**Directions for this task**
Print the entries below in their entirety, exactly as they are written.

[Start Records supplied]

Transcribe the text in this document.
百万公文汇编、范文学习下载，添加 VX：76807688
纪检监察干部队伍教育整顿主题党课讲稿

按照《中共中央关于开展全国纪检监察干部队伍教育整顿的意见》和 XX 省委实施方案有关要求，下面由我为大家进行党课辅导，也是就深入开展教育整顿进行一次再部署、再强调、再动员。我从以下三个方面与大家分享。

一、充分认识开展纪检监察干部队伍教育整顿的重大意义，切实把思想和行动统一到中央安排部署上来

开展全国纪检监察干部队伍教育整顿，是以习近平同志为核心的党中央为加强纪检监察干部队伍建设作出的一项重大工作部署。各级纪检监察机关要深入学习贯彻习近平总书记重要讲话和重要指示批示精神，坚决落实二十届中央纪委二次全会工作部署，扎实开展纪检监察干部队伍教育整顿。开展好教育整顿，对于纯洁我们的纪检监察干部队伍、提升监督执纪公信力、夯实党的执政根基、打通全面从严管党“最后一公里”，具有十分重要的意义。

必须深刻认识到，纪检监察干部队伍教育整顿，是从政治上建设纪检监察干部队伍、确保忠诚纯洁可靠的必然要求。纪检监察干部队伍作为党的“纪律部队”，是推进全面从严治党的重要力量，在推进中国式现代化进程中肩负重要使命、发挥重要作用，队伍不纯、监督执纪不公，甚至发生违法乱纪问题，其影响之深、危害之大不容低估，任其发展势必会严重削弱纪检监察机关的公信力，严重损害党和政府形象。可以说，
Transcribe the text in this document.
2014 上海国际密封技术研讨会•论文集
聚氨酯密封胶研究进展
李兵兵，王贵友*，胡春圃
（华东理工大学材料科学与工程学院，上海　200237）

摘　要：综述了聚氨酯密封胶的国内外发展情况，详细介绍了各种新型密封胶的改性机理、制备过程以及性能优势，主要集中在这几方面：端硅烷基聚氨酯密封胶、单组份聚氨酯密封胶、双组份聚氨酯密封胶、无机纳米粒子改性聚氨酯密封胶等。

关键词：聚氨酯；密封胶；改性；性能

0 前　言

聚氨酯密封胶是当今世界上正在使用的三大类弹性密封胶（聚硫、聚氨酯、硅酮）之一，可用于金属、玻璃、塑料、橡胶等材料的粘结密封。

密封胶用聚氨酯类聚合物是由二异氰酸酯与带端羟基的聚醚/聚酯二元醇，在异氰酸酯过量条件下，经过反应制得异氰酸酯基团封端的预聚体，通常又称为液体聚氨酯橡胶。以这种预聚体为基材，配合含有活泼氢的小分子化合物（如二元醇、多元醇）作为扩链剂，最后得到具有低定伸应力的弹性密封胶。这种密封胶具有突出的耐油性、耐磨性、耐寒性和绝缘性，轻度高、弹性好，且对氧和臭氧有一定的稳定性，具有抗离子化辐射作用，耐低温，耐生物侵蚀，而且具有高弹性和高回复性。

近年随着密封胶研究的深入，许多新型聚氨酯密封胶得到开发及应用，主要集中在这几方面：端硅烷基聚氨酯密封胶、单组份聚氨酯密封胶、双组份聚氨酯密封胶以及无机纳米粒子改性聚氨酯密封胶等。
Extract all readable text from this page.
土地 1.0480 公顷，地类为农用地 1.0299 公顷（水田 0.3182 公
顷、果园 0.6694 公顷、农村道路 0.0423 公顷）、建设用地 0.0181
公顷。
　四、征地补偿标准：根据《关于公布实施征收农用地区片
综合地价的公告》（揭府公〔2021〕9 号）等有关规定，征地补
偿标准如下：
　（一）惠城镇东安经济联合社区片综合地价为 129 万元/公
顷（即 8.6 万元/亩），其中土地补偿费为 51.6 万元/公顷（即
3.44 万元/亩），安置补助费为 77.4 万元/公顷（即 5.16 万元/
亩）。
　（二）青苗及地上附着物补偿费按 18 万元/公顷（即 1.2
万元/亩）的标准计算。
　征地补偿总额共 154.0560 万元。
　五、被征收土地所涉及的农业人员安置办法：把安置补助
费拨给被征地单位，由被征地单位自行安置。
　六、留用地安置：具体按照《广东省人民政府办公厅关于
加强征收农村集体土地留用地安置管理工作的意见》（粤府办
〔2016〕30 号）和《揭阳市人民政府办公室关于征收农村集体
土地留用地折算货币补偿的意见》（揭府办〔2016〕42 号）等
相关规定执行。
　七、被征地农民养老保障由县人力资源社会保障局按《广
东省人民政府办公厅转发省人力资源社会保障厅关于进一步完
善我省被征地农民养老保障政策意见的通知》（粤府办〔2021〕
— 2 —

[End Records supplied]

**Written solution**
Transcribe the text in this document.
百万公文汇编、范文学习下载，添加 VX：76807688
纪检监察干部队伍教育整顿主题党课讲稿

按照《中共中央关于开展全国纪检监察干部队伍教育整顿的意见》和 XX 省委实施方案有关要求，下面由我为大家进行党课辅导，也是就深入开展教育整顿进行一次再部署、再强调、再动员。我从以下三个方面与大家分享。

一、充分认识开展纪检监察干部队伍教育整顿的重大意义，切实把思想和行动统一到中央安排部署上来

开展全国纪检监察干部队伍教育整顿，是以习近平同志为核心的党中央为加强纪检监察干部队伍建设作出的一项重大工作部署。各级纪检监察机关要深入学习贯彻习近平总书记重要讲话和重要指示批示精神，坚决落实二十届中央纪委二次全会工作部署，扎实开展纪检监察干部队伍教育整顿。开展好教育整顿，对于纯洁我们的纪检监察干部队伍、提升监督执纪公信力、夯实党的执政根基、打通全面从严管党“最后一公里”，具有十分重要的意义。

必须深刻认识到，纪检监察干部队伍教育整顿，是从政治上建设纪检监察干部队伍、确保忠诚纯洁可靠的必然要求。纪检监察干部队伍作为党的“纪律部队”，是推进全面从严治党的重要力量，在推进中国式现代化进程中肩负重要使命、发挥重要作用，队伍不纯、监督执纪不公，甚至发生违法乱纪问题，其影响之深、危害之大不容低估，任其发展势必会严重削弱纪检监察机关的公信力，严重损害党和政府形象。可以说，
Transcribe the text in this document.
2014 上海国际密封技术研讨会•论文集
聚氨酯密封胶研究进展
李兵兵，王贵友*，胡春圃
（华东理工大学材料科学与工程学院，上海　200237）

摘　要：综述了聚氨酯密封胶的国内外发展情况，详细介绍了各种新型密封胶的改性机理、制备过程以及性能优势，主要集中在这几方面：端硅烷基聚氨酯密封胶、单组份聚氨酯密封胶、双组份聚氨酯密封胶、无机纳米粒子改性聚氨酯密封胶等。

关键词：聚氨酯；密封胶；改性；性能

0 前　言

聚氨酯密封胶是当今世界上正在使用的三大类弹性密封胶（聚硫、聚氨酯、硅酮）之一，可用于金属、玻璃、塑料、橡胶等材料的粘结密封。

密封胶用聚氨酯类聚合物是由二异氰酸酯与带端羟基的聚醚/聚酯二元醇，在异氰酸酯过量条件下，经过反应制得异氰酸酯基团封端的预聚体，通常又称为液体聚氨酯橡胶。以这种预聚体为基材，配合含有活泼氢的小分子化合物（如二元醇、多元醇）作为扩链剂，最后得到具有低定伸应力的弹性密封胶。这种密封胶具有突出的耐油性、耐磨性、耐寒性和绝缘性，轻度高、弹性好，且对氧和臭氧有一定的稳定性，具有抗离子化辐射作用，耐低温，耐生物侵蚀，而且具有高弹性和高回复性。

近年随着密封胶研究的深入，许多新型聚氨酯密封胶得到开发及应用，主要集中在这几方面：端硅烷基聚氨酯密封胶、单组份聚氨酯密封胶、双组份聚氨酯密封胶以及无机纳米粒子改性聚氨酯密封胶等。
Extract all readable text from this page.
土地 1.0480 公顷，地类为农用地 1.0299 公顷（水田 0.3182 公
顷、果园 0.6694 公顷、农村道路 0.0423 公顷）、建设用地 0.0181
公顷。
　四、征地补偿标准：根据《关于公布实施征收农用地区片
综合地价的公告》（揭府公〔2021〕9 号）等有关规定，征地补
偿标准如下：
　（一）惠城镇东安经济联合社区片综合地价为 129 万元/公
顷（即 8.6 万元/亩），其中土地补偿费为 51.6 万元/公顷（即
3.44 万元/亩），安置补助费为 77.4 万元/公顷（即 5.16 万元/
亩）。
　（二）青苗及地上附着物补偿费按 18 万元/公顷（即 1.2
万元/亩）的标准计算。
　征地补偿总额共 154.0560 万元。
　五、被征收土地所涉及的农业人员安置办法：把安置补助
费拨给被征地单位，由被征地单位自行安置。
　六、留用地安置：具体按照《广东省人民政府办公厅关于
加强征收农村集体土地留用地安置管理工作的意见》（粤府办
〔2016〕30 号）和《揭阳市人民政府办公室关于征收农村集体
土地留用地折算货币补偿的意见》（揭府办〔2016〕42 号）等
相关规定执行。
　七、被征地农民养老保障由县人力资源社会保障局按《广
东省人民政府办公厅转发省人力资源社会保障厅关于进一步完
善我省被征地农民养老保障政策意见的通知》（粤府办〔2021〕
— 2 —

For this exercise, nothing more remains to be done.